- **Your task**:
From the entries that follow, pick out all lines holding "Price".

— Begin Data rows —

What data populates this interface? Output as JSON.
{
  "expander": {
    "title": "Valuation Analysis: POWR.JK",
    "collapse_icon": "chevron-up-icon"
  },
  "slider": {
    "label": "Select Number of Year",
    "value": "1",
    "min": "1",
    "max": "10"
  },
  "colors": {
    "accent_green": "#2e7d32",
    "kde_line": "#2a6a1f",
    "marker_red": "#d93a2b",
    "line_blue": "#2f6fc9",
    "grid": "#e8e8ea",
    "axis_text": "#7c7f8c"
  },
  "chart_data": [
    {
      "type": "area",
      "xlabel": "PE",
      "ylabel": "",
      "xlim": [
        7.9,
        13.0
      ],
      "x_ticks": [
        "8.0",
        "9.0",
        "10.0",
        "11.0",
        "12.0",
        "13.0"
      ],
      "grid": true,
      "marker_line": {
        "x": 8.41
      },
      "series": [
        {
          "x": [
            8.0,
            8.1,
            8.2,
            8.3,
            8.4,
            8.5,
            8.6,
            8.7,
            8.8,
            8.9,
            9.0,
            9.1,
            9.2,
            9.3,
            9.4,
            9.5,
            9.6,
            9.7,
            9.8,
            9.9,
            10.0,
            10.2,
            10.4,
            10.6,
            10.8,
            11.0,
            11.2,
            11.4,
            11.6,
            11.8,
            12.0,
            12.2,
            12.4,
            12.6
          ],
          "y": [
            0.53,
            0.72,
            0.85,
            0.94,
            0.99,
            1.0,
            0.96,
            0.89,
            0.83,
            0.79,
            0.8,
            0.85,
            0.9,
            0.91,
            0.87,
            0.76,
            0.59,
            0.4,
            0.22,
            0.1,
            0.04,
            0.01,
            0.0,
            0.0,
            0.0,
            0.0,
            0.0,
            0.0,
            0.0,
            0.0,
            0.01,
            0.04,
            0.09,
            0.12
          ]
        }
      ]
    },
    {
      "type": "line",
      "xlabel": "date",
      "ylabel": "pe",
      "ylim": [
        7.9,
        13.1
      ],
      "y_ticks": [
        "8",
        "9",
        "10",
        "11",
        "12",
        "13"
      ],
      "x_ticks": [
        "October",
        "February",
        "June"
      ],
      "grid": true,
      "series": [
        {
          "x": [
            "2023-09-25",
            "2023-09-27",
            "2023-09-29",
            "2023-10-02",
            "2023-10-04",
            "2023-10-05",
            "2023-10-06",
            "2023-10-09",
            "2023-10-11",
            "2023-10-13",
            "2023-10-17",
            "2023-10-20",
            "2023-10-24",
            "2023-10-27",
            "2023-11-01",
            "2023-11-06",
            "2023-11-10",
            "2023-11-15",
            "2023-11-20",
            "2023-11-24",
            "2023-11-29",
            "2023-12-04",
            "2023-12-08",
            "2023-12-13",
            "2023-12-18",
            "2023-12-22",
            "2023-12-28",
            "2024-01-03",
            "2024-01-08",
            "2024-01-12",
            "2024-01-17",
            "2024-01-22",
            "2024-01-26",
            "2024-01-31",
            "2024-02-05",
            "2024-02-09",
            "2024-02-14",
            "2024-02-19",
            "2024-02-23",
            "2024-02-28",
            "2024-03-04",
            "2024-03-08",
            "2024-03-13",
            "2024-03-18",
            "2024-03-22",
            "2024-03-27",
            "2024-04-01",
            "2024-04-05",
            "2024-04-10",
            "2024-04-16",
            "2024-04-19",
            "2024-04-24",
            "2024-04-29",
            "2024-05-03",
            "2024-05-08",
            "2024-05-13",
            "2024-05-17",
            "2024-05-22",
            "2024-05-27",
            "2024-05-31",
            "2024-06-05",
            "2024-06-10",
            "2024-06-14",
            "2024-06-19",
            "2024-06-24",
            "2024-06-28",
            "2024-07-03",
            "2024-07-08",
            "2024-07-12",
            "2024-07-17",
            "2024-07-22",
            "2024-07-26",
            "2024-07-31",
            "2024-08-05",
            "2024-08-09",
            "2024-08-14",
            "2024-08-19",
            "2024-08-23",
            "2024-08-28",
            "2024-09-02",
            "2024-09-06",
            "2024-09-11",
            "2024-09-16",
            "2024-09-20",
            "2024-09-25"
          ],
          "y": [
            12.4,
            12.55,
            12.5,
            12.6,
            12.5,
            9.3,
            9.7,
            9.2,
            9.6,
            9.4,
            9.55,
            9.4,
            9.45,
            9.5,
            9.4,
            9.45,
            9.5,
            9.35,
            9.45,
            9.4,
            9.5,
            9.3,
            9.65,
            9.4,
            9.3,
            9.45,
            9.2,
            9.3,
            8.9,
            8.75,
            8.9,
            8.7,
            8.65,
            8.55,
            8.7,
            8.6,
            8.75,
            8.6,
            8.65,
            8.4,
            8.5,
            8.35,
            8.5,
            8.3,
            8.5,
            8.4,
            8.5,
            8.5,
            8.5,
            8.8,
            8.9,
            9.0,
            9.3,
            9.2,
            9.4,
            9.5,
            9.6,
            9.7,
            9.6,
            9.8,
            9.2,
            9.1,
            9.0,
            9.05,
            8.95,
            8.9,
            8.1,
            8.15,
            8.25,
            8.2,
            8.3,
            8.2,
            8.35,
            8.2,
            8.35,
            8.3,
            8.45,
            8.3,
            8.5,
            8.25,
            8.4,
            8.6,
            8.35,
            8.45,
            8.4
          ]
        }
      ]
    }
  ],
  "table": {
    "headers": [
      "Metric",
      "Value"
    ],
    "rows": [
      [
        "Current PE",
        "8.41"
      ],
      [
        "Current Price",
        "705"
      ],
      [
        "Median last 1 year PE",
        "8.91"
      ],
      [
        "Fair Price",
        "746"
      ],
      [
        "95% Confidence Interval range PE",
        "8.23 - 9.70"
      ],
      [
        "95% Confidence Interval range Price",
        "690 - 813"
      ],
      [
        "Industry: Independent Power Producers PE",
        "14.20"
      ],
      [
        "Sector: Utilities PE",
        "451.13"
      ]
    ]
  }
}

— End Data rows —

- **Solution**:
        "Current Price",
        "Fair Price",
        "95% Confidence Interval range Price",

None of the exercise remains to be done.